Aim of the exercise:
Collect all lines from the listing that include the string "rodzinie".

Records for the task:
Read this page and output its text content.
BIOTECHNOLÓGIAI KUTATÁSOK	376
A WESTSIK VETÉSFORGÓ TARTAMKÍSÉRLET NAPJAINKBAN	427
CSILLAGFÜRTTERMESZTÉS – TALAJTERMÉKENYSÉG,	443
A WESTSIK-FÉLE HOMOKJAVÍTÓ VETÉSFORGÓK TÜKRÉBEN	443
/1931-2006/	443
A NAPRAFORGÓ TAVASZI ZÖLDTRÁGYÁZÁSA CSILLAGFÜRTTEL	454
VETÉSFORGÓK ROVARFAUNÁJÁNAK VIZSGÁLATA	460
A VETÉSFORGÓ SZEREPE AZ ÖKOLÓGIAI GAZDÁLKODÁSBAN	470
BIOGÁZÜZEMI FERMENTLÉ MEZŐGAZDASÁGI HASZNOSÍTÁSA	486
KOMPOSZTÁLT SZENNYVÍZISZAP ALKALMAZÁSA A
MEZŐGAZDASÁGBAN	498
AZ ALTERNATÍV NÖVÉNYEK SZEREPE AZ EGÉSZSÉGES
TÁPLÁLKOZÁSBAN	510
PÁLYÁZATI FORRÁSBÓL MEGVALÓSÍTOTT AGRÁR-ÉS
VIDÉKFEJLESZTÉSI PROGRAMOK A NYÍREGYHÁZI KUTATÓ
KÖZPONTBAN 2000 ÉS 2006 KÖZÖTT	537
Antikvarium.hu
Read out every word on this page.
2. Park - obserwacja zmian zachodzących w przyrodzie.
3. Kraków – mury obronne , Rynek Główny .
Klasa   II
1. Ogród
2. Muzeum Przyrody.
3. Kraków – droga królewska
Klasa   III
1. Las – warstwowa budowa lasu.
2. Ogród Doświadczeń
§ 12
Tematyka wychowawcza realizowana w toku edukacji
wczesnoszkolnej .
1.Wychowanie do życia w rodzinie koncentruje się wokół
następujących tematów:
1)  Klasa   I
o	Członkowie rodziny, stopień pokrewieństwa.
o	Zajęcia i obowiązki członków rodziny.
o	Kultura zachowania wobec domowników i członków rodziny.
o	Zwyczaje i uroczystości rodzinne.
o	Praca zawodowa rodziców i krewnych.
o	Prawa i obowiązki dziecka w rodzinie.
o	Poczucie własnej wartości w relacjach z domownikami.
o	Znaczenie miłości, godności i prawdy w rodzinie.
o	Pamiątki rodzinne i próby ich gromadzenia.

The result:
1.Wychowanie do życia w rodzinie koncentruje się wokół
o	Prawa i obowiązki dziecka w rodzinie.
o	Znaczenie miłości, godności i prawdy w rodzinie.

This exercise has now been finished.